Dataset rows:
════
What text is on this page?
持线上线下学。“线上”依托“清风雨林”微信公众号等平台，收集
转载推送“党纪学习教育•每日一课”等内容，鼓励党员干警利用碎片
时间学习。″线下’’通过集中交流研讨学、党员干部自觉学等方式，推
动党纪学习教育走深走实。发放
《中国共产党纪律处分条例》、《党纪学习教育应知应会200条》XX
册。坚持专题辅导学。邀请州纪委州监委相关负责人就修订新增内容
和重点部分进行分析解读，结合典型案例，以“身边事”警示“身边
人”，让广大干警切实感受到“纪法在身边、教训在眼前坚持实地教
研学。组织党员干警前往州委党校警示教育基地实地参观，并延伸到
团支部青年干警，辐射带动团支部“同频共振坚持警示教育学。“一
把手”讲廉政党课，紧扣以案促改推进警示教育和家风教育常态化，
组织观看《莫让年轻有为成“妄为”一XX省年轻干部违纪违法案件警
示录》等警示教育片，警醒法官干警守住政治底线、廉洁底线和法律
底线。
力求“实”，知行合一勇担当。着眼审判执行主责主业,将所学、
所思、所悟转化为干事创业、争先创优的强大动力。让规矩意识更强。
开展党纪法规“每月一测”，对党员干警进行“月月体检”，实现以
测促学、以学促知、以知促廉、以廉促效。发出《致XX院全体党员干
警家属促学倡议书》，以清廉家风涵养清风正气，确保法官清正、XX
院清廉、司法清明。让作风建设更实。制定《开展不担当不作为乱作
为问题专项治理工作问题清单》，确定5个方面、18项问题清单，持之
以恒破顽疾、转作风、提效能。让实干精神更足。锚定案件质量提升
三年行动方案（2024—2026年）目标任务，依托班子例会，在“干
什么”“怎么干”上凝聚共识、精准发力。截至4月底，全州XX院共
════
Work to do |
Print the material once more, exactly.

Exercise answer |
What text is on this page?
持线上线下学。“线上”依托“清风雨林”微信公众号等平台，收集
转载推送“党纪学习教育•每日一课”等内容，鼓励党员干警利用碎片
时间学习。″线下’’通过集中交流研讨学、党员干部自觉学等方式，推
动党纪学习教育走深走实。发放
《中国共产党纪律处分条例》、《党纪学习教育应知应会200条》XX
册。坚持专题辅导学。邀请州纪委州监委相关负责人就修订新增内容
和重点部分进行分析解读，结合典型案例，以“身边事”警示“身边
人”，让广大干警切实感受到“纪法在身边、教训在眼前坚持实地教
研学。组织党员干警前往州委党校警示教育基地实地参观，并延伸到
团支部青年干警，辐射带动团支部“同频共振坚持警示教育学。“一
把手”讲廉政党课，紧扣以案促改推进警示教育和家风教育常态化，
组织观看《莫让年轻有为成“妄为”一XX省年轻干部违纪违法案件警
示录》等警示教育片，警醒法官干警守住政治底线、廉洁底线和法律
底线。
力求“实”，知行合一勇担当。着眼审判执行主责主业,将所学、
所思、所悟转化为干事创业、争先创优的强大动力。让规矩意识更强。
开展党纪法规“每月一测”，对党员干警进行“月月体检”，实现以
测促学、以学促知、以知促廉、以廉促效。发出《致XX院全体党员干
警家属促学倡议书》，以清廉家风涵养清风正气，确保法官清正、XX
院清廉、司法清明。让作风建设更实。制定《开展不担当不作为乱作
为问题专项治理工作问题清单》，确定5个方面、18项问题清单，持之
以恒破顽疾、转作风、提效能。让实干精神更足。锚定案件质量提升
三年行动方案（2024—2026年）目标任务，依托班子例会，在“干
什么”“怎么干”上凝聚共识、精准发力。截至4月底，全州XX院共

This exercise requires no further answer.